Poster 13. A comparison of the BAR, DRM, DRI, sRRI, ET-DRI, D-MELD and SOFT score to predict outcome after liver transplantation in the SRTR database




Thursday 14 march 2019

13:06 - 13:09h

Categories: Klinisch, Postersessie

Parallel session: Postersessies 3 - Clinical


J.D. de Boer1, H. Putter2, J.J. Blok3, I.P.J. Alwayn4, B. van Hoek5, A.E. Braat4

1Dept. of Transplant Surgery, Eurotransplant, Leiden.2Dept. of Medical Statistics, Leiden University Medical Center, Leiden. 3Dept. of Surgery, Haaglanden Medical Center, Den Haag. 4Dept. of Transplant Surgery, Leiden University Medical Center, Leiden.5Dept. of Gastroenterology and Hepatology, Leiden University Medical Center, Leiden, The Netherlands.


Background: Several risk models have been developed to predict outcome after liver transplantation (LT) in the last decade. This study analyzes the ability of most well-known risk models to predict patient, overall graft and death-censored graft survival at short- and long-term follow-up after transplantation.

Methods: Data included information from the SRTR database on LTs from deceased donors performed in adults (≥18 years old) from January 1st, 2005 until December 31st, 2015. For all LTs the BAR-score, DRI, ET-DRI, DRM, sRRI, SOFT and D-MELD scores were calculated. Model performance was evaluated by the discriminative capacity and area under the ROC-curve (c-statistic) for patient survival, overall graft survival and death-censored graft survival. High-risk transplantations were defined as scores above 80th percentile according to the respective risk models.

Results: In the study period, 62,294 LTs were included. Patient survival at 3 months was best predicted by the SOFT (c-statistic: 0.68) and BAR score (c-statistic: 0.64) while the DRM and SOFT score had the highest predictive capacity at 5 years (c-statistic: 0.59). Overall graft survival was best predicted by the SOFT-score at 3-months (c-statistic: 0.65), and by the SOFT and DRM score at 5-year follow-up (c-statistic: 0.58). Death-censored graft survival at 5-year follow-up is best predicted by the DRI (c-statistic: 0.59) and ET-DRI (c-statistic: 0.58). For patient- and overall graft survival, high-risk transplantations were best defined by the DRM at 5-year follow-up. High-risk transplantations for death-censored graft survival were best defined by the DRI.

Conclusions: This study shows that outcome after liver transplantation is best predicted at short-term follow-up. Models dominated by recipient variables, like the BAR and SOFT score, have best performance for predicting short-term patient survival. Models that also include sufficient donor variables like the SOFT-score and DRM, have better performance for long-term graft survival. The DRI and ET-DRI include solely donor variables and best predict death-censored graft survival.

## Source material
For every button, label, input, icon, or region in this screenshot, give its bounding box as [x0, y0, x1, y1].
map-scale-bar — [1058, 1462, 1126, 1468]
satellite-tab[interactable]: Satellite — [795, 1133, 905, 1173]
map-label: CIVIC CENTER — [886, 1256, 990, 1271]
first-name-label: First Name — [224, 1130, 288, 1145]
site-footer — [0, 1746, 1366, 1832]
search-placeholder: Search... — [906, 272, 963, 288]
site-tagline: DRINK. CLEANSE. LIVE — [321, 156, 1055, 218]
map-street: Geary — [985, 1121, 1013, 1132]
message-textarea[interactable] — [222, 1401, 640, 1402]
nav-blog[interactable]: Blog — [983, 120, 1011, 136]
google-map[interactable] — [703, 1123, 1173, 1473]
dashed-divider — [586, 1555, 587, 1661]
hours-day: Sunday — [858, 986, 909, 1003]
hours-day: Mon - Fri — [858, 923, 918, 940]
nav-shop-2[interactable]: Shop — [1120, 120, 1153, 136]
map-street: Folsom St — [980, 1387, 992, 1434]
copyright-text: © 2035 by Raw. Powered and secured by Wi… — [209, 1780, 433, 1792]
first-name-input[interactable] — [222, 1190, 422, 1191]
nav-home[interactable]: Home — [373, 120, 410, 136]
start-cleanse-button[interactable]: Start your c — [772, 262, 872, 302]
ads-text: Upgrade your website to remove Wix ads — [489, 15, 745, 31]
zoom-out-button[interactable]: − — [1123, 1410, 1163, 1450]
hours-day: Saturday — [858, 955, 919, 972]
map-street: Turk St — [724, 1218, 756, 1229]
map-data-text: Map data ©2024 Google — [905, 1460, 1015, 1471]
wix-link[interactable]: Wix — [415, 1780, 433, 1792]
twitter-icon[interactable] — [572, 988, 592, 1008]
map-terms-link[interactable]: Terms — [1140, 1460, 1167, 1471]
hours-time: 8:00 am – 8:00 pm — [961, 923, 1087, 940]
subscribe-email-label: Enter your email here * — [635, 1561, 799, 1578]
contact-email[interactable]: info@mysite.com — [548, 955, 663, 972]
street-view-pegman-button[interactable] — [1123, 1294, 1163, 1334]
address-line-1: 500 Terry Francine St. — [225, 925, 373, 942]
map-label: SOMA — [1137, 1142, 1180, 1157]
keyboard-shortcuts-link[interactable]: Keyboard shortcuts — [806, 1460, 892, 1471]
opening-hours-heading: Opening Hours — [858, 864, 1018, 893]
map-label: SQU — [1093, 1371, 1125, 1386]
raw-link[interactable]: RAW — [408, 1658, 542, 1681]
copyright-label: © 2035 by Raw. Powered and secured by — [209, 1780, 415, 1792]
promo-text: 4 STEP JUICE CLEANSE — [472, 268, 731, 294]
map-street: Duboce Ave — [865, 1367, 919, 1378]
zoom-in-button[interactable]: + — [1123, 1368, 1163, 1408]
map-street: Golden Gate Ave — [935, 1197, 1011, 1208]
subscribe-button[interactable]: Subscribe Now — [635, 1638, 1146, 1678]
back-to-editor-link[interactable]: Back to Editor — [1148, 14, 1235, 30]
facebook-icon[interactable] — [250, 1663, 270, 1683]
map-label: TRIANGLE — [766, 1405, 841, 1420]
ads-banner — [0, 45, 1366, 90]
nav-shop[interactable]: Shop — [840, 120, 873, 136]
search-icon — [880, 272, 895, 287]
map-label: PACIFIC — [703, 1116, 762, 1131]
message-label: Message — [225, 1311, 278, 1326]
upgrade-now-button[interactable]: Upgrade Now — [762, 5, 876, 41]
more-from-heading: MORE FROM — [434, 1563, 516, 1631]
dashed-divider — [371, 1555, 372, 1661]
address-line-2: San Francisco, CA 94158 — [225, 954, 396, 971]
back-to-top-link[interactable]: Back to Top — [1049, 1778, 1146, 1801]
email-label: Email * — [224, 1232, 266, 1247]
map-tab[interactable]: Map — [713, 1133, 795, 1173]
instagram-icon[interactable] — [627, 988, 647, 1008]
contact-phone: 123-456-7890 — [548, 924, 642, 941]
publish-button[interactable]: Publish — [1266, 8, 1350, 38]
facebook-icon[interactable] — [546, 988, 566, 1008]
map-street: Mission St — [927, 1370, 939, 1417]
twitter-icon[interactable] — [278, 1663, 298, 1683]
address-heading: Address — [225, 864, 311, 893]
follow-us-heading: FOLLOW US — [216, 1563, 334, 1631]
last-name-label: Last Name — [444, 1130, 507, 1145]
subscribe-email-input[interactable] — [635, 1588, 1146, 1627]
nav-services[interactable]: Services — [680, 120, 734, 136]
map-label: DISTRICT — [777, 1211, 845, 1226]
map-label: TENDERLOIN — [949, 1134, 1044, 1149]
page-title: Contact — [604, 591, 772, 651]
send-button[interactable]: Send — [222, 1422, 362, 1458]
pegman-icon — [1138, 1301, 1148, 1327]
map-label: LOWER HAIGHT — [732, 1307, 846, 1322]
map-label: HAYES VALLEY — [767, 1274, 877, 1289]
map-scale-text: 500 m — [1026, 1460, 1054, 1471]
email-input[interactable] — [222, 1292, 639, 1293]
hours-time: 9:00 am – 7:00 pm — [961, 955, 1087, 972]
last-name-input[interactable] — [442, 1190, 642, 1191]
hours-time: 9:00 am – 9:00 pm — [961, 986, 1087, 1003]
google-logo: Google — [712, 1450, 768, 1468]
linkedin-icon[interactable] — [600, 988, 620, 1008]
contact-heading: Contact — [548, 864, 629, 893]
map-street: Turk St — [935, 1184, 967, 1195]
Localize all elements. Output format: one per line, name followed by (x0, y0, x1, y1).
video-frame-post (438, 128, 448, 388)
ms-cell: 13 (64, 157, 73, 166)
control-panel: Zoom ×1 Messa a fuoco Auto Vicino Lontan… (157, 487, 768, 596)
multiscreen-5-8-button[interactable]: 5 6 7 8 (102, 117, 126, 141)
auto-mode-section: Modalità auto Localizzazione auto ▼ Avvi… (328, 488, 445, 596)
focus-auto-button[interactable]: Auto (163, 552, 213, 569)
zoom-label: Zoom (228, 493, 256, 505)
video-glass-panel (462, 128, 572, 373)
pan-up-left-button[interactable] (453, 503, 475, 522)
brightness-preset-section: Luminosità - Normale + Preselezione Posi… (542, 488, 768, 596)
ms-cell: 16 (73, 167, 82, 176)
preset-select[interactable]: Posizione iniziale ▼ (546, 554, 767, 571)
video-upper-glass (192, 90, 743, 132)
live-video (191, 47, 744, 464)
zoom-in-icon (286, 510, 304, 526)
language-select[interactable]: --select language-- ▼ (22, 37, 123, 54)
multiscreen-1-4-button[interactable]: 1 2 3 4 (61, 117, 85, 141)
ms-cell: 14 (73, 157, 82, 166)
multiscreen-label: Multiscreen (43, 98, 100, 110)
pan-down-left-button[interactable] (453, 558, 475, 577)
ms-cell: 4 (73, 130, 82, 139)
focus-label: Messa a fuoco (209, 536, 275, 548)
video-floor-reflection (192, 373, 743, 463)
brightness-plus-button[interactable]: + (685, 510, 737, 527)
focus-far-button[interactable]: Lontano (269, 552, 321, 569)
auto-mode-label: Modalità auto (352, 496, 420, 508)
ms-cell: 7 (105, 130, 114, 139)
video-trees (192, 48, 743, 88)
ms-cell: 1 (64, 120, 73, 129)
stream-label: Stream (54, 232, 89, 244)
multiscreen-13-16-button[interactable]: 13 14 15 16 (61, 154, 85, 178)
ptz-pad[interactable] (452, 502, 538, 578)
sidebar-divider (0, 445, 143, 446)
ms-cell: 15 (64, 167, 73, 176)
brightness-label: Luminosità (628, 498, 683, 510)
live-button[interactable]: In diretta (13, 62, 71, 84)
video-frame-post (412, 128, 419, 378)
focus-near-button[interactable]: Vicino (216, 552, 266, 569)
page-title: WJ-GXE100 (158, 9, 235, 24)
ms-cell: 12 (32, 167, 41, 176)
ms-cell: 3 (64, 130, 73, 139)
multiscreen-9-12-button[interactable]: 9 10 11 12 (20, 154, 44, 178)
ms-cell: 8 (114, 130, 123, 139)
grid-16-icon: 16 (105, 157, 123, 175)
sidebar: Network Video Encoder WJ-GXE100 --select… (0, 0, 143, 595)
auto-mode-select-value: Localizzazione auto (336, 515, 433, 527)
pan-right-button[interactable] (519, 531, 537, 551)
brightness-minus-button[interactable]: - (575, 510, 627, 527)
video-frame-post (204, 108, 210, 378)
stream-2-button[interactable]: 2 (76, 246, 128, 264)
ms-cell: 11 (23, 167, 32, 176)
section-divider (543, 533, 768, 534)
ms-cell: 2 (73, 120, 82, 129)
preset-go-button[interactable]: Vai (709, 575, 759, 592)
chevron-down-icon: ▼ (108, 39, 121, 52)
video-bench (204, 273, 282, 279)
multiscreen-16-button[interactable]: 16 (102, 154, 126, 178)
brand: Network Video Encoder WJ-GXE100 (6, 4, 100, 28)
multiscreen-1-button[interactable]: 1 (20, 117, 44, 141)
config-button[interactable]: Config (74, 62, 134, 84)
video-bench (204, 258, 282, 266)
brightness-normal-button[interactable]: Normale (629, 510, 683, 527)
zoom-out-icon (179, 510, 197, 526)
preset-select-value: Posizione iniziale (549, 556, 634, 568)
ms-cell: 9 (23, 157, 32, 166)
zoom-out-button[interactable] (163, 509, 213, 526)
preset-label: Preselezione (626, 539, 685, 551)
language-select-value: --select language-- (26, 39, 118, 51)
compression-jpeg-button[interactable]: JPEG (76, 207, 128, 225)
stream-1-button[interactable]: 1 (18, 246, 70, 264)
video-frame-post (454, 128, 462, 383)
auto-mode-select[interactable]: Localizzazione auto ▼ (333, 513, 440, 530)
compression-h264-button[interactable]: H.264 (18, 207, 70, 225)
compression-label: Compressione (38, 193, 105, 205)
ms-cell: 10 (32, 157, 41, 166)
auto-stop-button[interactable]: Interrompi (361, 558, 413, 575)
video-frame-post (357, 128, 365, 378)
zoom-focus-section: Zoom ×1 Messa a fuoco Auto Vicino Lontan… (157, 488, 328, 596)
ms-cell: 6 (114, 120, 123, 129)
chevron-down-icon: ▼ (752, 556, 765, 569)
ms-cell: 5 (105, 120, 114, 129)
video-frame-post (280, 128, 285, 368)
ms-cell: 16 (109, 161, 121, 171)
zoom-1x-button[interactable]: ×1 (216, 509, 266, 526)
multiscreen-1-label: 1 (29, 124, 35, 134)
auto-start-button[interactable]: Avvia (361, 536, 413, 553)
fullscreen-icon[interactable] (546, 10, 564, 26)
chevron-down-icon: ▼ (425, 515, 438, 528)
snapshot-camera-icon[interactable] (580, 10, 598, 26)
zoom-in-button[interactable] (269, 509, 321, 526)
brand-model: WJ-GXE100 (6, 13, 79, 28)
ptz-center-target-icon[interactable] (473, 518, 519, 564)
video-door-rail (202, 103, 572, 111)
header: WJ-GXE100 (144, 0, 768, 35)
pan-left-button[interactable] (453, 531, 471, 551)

## Work required
Can you reproduce everything in the liver transplantation abstract from "1Dept. of Transplant" down to "Medical Center, Leiden, The Netherlands."?

## Answer for the task
1Dept. of Transplant Surgery, Eurotransplant, Leiden.2Dept. of Medical Statistics, Leiden University Medical Center, Leiden. 3Dept. of Surgery, Haaglanden Medical Center, Den Haag. 4Dept. of Transplant Surgery, Leiden University Medical Center, Leiden.5Dept. of Gastroenterology and Hepatology, Leiden University Medical Center, Leiden, The Netherlands.